EXERCISE: Count how many lines of the material contain the string "title", then give that number and nothing more.

+---+

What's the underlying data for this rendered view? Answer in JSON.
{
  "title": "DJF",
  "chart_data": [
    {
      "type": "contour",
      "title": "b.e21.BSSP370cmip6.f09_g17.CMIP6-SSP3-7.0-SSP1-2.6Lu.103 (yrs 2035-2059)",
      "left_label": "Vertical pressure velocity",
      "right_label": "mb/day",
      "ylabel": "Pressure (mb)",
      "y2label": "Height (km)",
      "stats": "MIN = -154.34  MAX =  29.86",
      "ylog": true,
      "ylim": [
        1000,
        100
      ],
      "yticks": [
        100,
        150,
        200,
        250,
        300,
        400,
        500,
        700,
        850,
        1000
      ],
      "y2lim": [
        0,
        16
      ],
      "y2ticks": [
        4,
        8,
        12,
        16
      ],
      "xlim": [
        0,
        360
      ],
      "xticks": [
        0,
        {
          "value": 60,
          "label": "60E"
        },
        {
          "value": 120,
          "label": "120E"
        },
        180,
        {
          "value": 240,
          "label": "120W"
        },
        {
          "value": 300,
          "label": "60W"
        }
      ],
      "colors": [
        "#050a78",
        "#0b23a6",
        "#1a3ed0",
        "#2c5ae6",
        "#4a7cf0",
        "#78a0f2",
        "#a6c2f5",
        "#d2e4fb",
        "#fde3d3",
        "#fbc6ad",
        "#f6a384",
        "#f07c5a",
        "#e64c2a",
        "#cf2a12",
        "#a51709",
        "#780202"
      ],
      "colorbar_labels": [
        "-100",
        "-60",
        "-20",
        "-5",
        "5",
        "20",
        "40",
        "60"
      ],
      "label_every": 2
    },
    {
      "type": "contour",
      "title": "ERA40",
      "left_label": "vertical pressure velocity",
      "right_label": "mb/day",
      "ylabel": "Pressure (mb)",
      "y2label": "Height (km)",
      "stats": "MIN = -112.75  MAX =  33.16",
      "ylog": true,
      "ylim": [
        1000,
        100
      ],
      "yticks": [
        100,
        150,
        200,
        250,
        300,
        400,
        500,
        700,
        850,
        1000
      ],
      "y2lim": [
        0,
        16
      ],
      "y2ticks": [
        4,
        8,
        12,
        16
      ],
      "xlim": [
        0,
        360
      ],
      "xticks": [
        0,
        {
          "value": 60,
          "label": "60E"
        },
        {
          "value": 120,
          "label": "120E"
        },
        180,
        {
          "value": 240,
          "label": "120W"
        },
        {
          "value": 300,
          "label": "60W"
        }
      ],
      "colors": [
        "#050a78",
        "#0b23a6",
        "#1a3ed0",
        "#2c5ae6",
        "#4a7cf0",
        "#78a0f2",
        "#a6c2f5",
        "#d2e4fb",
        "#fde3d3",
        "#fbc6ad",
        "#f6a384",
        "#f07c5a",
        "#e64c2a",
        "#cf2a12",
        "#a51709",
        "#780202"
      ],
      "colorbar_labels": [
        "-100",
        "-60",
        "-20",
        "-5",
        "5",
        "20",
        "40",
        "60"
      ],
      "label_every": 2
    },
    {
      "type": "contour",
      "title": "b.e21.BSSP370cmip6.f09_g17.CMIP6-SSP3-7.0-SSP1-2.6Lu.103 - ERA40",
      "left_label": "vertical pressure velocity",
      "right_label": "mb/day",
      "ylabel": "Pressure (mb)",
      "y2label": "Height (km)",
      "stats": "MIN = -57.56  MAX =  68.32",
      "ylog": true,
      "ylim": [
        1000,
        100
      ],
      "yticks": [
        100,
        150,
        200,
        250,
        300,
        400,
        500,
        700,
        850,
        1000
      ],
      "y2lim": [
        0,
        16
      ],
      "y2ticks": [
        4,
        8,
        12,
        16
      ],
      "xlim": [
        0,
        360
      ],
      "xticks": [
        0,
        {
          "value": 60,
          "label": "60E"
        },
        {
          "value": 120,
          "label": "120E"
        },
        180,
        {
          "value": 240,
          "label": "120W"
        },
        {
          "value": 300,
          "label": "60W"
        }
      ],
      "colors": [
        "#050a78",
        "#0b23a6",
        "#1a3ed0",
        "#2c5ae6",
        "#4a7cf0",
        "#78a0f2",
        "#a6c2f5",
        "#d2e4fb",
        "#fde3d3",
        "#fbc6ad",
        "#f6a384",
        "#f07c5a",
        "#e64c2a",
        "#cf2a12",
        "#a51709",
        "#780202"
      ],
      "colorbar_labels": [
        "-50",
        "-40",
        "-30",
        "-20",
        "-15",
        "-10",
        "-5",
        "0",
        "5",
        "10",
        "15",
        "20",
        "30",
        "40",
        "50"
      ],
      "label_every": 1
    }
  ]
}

+---+

THE REPLY: 4